Please quote the material word for word, from its first line through the line containing "quiz-label: 测验 — [1278, 1399, 1335, 1432]", with both of those lines included.

RECORD SET:
--

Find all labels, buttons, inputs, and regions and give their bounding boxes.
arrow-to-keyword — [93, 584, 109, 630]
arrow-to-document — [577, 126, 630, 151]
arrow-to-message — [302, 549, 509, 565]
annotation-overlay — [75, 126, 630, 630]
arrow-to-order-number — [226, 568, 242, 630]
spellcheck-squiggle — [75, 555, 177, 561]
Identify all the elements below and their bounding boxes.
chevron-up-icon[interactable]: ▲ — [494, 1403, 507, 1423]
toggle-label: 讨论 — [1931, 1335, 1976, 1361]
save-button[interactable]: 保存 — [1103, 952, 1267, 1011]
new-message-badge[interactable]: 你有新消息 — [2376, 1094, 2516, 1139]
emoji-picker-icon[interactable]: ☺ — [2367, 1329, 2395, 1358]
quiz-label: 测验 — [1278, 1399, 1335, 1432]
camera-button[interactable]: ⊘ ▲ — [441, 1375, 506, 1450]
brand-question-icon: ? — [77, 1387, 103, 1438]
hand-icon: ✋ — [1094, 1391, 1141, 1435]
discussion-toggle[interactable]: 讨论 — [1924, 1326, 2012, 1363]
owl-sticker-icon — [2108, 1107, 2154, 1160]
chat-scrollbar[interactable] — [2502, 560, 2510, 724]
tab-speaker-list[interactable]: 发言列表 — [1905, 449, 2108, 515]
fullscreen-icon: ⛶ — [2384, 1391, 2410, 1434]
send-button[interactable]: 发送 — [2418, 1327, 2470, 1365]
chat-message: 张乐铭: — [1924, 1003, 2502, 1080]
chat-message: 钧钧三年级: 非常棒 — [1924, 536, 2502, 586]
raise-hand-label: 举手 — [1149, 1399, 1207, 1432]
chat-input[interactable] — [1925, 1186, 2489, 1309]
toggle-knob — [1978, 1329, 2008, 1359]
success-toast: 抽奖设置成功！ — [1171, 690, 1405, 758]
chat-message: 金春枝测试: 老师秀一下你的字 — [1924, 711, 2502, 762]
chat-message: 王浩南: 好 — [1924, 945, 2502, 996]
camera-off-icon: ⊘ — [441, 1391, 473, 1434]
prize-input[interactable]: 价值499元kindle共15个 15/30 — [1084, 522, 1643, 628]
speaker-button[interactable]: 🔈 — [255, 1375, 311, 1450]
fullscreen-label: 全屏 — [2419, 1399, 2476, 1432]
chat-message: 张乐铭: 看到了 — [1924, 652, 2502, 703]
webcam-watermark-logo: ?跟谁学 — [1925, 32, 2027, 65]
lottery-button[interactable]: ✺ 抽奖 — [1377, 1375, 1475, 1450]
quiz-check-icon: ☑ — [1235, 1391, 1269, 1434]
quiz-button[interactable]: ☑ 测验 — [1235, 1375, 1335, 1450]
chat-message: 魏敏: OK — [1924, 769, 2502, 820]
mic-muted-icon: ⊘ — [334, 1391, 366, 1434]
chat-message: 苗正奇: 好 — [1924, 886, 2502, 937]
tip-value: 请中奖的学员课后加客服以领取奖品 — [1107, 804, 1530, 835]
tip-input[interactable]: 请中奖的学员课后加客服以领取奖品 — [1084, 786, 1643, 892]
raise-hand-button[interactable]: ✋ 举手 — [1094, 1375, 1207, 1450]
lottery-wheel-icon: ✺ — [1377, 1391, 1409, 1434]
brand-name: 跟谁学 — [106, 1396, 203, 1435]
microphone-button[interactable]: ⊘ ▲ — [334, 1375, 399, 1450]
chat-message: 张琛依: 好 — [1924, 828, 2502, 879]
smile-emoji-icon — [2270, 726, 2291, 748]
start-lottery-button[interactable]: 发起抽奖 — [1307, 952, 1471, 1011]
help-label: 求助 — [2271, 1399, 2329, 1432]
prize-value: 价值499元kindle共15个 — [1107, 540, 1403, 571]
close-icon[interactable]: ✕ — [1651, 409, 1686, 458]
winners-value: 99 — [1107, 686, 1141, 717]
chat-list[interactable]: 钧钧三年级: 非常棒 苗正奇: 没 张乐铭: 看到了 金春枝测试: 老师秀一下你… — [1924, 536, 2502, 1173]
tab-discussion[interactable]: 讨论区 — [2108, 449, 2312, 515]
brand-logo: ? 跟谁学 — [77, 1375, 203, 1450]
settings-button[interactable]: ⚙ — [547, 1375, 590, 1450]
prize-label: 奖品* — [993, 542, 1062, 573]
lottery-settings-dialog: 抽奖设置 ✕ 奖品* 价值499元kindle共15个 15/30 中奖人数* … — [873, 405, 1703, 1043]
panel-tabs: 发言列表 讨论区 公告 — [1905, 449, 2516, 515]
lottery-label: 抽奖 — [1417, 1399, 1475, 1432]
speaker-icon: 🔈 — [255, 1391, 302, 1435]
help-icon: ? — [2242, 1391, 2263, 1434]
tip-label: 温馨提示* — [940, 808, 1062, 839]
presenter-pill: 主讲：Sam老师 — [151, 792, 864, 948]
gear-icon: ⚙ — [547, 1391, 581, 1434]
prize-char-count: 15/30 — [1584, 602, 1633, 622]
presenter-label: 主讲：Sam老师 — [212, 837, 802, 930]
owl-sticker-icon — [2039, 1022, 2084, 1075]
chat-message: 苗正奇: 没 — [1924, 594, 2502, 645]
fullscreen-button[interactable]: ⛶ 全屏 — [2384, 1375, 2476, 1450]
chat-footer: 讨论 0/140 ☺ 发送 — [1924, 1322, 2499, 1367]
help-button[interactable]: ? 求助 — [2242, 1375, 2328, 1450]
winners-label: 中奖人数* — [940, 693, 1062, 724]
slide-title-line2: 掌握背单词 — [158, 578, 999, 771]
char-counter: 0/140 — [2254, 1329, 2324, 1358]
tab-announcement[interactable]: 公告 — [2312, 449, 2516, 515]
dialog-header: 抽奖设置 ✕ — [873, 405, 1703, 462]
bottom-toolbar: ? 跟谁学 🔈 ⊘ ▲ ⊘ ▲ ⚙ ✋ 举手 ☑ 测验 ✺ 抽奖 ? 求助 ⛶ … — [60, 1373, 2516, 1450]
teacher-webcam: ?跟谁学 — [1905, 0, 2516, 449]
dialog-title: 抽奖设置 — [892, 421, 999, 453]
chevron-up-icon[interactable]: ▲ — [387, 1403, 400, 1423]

--

RESULT:
Find all labels, buttons, inputs, and regions and give their bounding boxes.
arrow-to-keyword — [93, 584, 109, 630]
arrow-to-document — [577, 126, 630, 151]
arrow-to-message — [302, 549, 509, 565]
annotation-overlay — [75, 126, 630, 630]
arrow-to-order-number — [226, 568, 242, 630]
spellcheck-squiggle — [75, 555, 177, 561]
Identify all the elements below and their bounding boxes.
chevron-up-icon[interactable]: ▲ — [494, 1403, 507, 1423]
toggle-label: 讨论 — [1931, 1335, 1976, 1361]
save-button[interactable]: 保存 — [1103, 952, 1267, 1011]
new-message-badge[interactable]: 你有新消息 — [2376, 1094, 2516, 1139]
emoji-picker-icon[interactable]: ☺ — [2367, 1329, 2395, 1358]
quiz-label: 测验 — [1278, 1399, 1335, 1432]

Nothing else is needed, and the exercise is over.